Without including any pictures, write out the listing below exactly.

-- Start of Excerpted data --

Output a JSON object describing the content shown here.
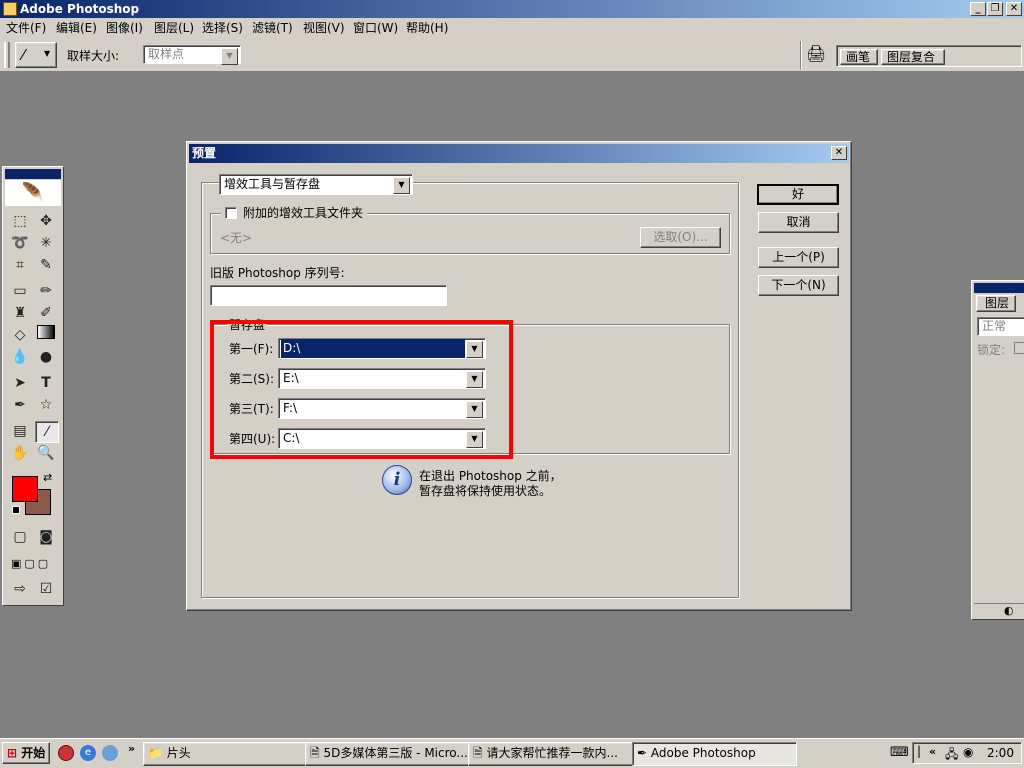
{
  "app": {
    "title": "Adobe Photoshop"
  },
  "menus": [
    "文件(F)",
    "编辑(E)",
    "图像(I)",
    "图层(L)",
    "选择(S)",
    "滤镜(T)",
    "视图(V)",
    "窗口(W)",
    "帮助(H)"
  ],
  "options_bar": {
    "sample_size_label": "取样大小:",
    "sample_size_value": "取样点",
    "palette_tabs": [
      "画笔",
      "图层复合"
    ]
  },
  "dialog": {
    "title": "预置",
    "section_dropdown": "增效工具与暂存盘",
    "plugins_checkbox_label": "附加的增效工具文件夹",
    "plugins_checked": false,
    "plugins_path": "<无>",
    "choose_button": "选取(O)...",
    "legacy_serial_label": "旧版 Photoshop 序列号:",
    "legacy_serial_value": "",
    "scratch_group_label": "暂存盘",
    "scratch_disks": [
      {
        "label": "第一(F):",
        "value": "D:\\"
      },
      {
        "label": "第二(S):",
        "value": "E:\\"
      },
      {
        "label": "第三(T):",
        "value": "F:\\"
      },
      {
        "label": "第四(U):",
        "value": "C:\\"
      }
    ],
    "info_text_line1": "在退出 Photoshop 之前，",
    "info_text_line2": "暂存盘将保持使用状态。",
    "buttons": {
      "ok": "好",
      "cancel": "取消",
      "prev": "上一个(P)",
      "next": "下一个(N)"
    },
    "highlight_color": "#ff0000"
  },
  "layers_panel": {
    "tab": "图层",
    "blend_mode": "正常",
    "lock_label": "锁定:"
  },
  "colors": {
    "foreground": "#ff0000",
    "background": "#8b5a4a"
  },
  "taskbar": {
    "start": "开始",
    "tasks": [
      "片头",
      "5D多媒体第三版 - Micro...",
      "请大家帮忙推荐一款内...",
      "Adobe Photoshop"
    ],
    "clock": "2:00"
  }
}
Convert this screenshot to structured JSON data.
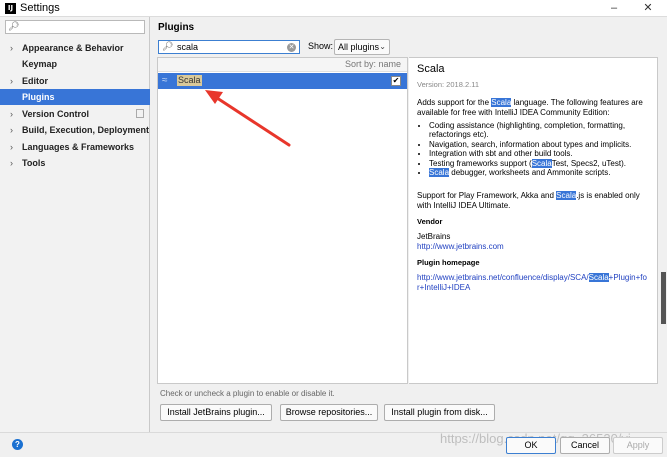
{
  "window": {
    "app_icon": "IJ",
    "title": "Settings",
    "minimize": "–",
    "close": "✕"
  },
  "sidebar": {
    "search_value": "",
    "items": [
      {
        "label": "Appearance & Behavior",
        "arrow": "›"
      },
      {
        "label": "Keymap",
        "arrow": ""
      },
      {
        "label": "Editor",
        "arrow": "›"
      },
      {
        "label": "Plugins",
        "arrow": ""
      },
      {
        "label": "Version Control",
        "arrow": "›"
      },
      {
        "label": "Build, Execution, Deployment",
        "arrow": "›"
      },
      {
        "label": "Languages & Frameworks",
        "arrow": "›"
      },
      {
        "label": "Tools",
        "arrow": "›"
      }
    ]
  },
  "plugins": {
    "title": "Plugins",
    "search_value": "scala",
    "show_label": "Show:",
    "show_selected": "All plugins",
    "sort_label": "Sort by: name",
    "list": [
      {
        "name": "Scala",
        "enabled": true
      }
    ]
  },
  "detail": {
    "name": "Scala",
    "version": "Version: 2018.2.11",
    "desc_pre": "Adds support for the ",
    "desc_hl": "Scala",
    "desc_post": " language. The following features are available for free with IntelliJ IDEA Community Edition:",
    "features": [
      {
        "pre": "Coding assistance (highlighting, completion, formatting, refactorings etc).",
        "hl": "",
        "post": ""
      },
      {
        "pre": "Navigation, search, information about types and implicits.",
        "hl": "",
        "post": ""
      },
      {
        "pre": "Integration with sbt and other build tools.",
        "hl": "",
        "post": ""
      },
      {
        "pre": "Testing frameworks support (",
        "hl": "Scala",
        "post": "Test, Specs2, uTest)."
      },
      {
        "pre": "",
        "hl": "Scala",
        "post": " debugger, worksheets and Ammonite scripts."
      }
    ],
    "support_pre": "Support for Play Framework, Akka and ",
    "support_hl": "Scala",
    "support_post": ".js is enabled only with IntelliJ IDEA Ultimate.",
    "vendor_head": "Vendor",
    "vendor_name": "JetBrains",
    "vendor_url": "http://www.jetbrains.com",
    "homepage_head": "Plugin homepage",
    "homepage_pre": "http://www.jetbrains.net/confluence/display/SCA/",
    "homepage_hl": "Scala",
    "homepage_post": "+Plugin+for+IntelliJ+IDEA"
  },
  "hint": "Check or uncheck a plugin to enable or disable it.",
  "buttons": {
    "install_jb": "Install JetBrains plugin...",
    "browse": "Browse repositories...",
    "from_disk": "Install plugin from disk...",
    "ok": "OK",
    "cancel": "Cancel",
    "apply": "Apply",
    "help": "?"
  },
  "watermark": "https://blog.csdn.net/qq_36520/vi"
}
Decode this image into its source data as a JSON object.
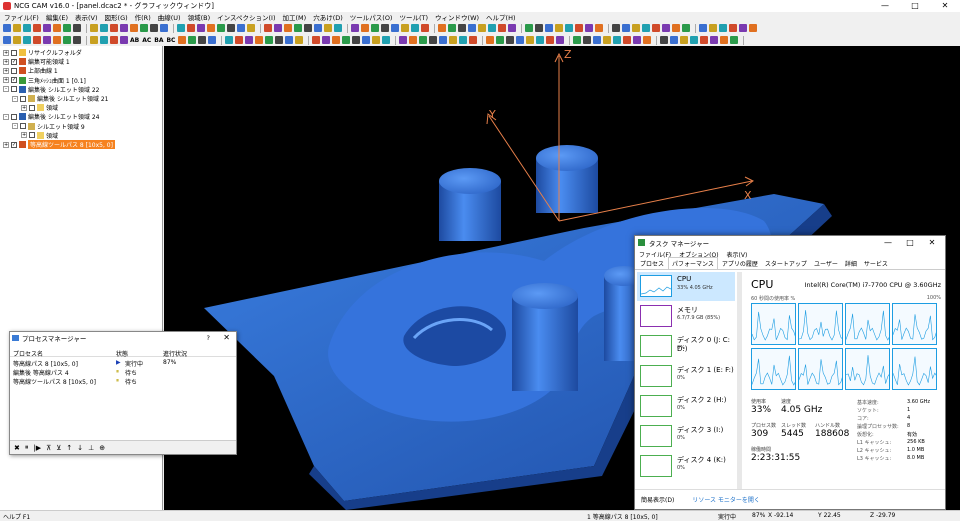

-- End of Excerpted data --

• Final answer:
Output a JSON object describing the content shown here.
{
  "app": {
    "title": "Adobe Photoshop"
  },
  "menus": [
    "文件(F)",
    "编辑(E)",
    "图像(I)",
    "图层(L)",
    "选择(S)",
    "滤镜(T)",
    "视图(V)",
    "窗口(W)",
    "帮助(H)"
  ],
  "options_bar": {
    "sample_size_label": "取样大小:",
    "sample_size_value": "取样点",
    "palette_tabs": [
      "画笔",
      "图层复合"
    ]
  },
  "dialog": {
    "title": "预置",
    "section_dropdown": "增效工具与暂存盘",
    "plugins_checkbox_label": "附加的增效工具文件夹",
    "plugins_checked": false,
    "plugins_path": "<无>",
    "choose_button": "选取(O)...",
    "legacy_serial_label": "旧版 Photoshop 序列号:",
    "legacy_serial_value": "",
    "scratch_group_label": "暂存盘",
    "scratch_disks": [
      {
        "label": "第一(F):",
        "value": "D:\\"
      },
      {
        "label": "第二(S):",
        "value": "E:\\"
      },
      {
        "label": "第三(T):",
        "value": "F:\\"
      },
      {
        "label": "第四(U):",
        "value": "C:\\"
      }
    ],
    "info_text_line1": "在退出 Photoshop 之前，",
    "info_text_line2": "暂存盘将保持使用状态。",
    "buttons": {
      "ok": "好",
      "cancel": "取消",
      "prev": "上一个(P)",
      "next": "下一个(N)"
    },
    "highlight_color": "#ff0000"
  },
  "layers_panel": {
    "tab": "图层",
    "blend_mode": "正常",
    "lock_label": "锁定:"
  },
  "colors": {
    "foreground": "#ff0000",
    "background": "#8b5a4a"
  },
  "taskbar": {
    "start": "开始",
    "tasks": [
      "片头",
      "5D多媒体第三版 - Micro...",
      "请大家帮忙推荐一款内...",
      "Adobe Photoshop"
    ],
    "clock": "2:00"
  }
}
Convert this screenshot to structured JSON data.
{
  "window": {
    "app_icon": "IJ",
    "title": "Settings",
    "minimize": "–",
    "close": "✕"
  },
  "sidebar": {
    "search_value": "",
    "items": [
      {
        "label": "Appearance & Behavior",
        "arrow": "›"
      },
      {
        "label": "Keymap",
        "arrow": ""
      },
      {
        "label": "Editor",
        "arrow": "›"
      },
      {
        "label": "Plugins",
        "arrow": ""
      },
      {
        "label": "Version Control",
        "arrow": "›"
      },
      {
        "label": "Build, Execution, Deployment",
        "arrow": "›"
      },
      {
        "label": "Languages & Frameworks",
        "arrow": "›"
      },
      {
        "label": "Tools",
        "arrow": "›"
      }
    ]
  },
  "plugins": {
    "title": "Plugins",
    "search_value": "scala",
    "show_label": "Show:",
    "show_selected": "All plugins",
    "sort_label": "Sort by: name",
    "list": [
      {
        "name": "Scala",
        "enabled": true
      }
    ]
  },
  "detail": {
    "name": "Scala",
    "version": "Version: 2018.2.11",
    "desc_pre": "Adds support for the ",
    "desc_hl": "Scala",
    "desc_post": " language. The following features are available for free with IntelliJ IDEA Community Edition:",
    "features": [
      {
        "pre": "Coding assistance (highlighting, completion, formatting, refactorings etc).",
        "hl": "",
        "post": ""
      },
      {
        "pre": "Navigation, search, information about types and implicits.",
        "hl": "",
        "post": ""
      },
      {
        "pre": "Integration with sbt and other build tools.",
        "hl": "",
        "post": ""
      },
      {
        "pre": "Testing frameworks support (",
        "hl": "Scala",
        "post": "Test, Specs2, uTest)."
      },
      {
        "pre": "",
        "hl": "Scala",
        "post": " debugger, worksheets and Ammonite scripts."
      }
    ],
    "support_pre": "Support for Play Framework, Akka and ",
    "support_hl": "Scala",
    "support_post": ".js is enabled only with IntelliJ IDEA Ultimate.",
    "vendor_head": "Vendor",
    "vendor_name": "JetBrains",
    "vendor_url": "http://www.jetbrains.com",
    "homepage_head": "Plugin homepage",
    "homepage_pre": "http://www.jetbrains.net/confluence/display/SCA/",
    "homepage_hl": "Scala",
    "homepage_post": "+Plugin+for+IntelliJ+IDEA"
  },
  "hint": "Check or uncheck a plugin to enable or disable it.",
  "buttons": {
    "install_jb": "Install JetBrains plugin...",
    "browse": "Browse repositories...",
    "from_disk": "Install plugin from disk...",
    "ok": "OK",
    "cancel": "Cancel",
    "apply": "Apply",
    "help": "?"
  },
  "watermark": "https://blog.csdn.net/qq_36520/vi"
}
Decode this image into its source data as a JSON object.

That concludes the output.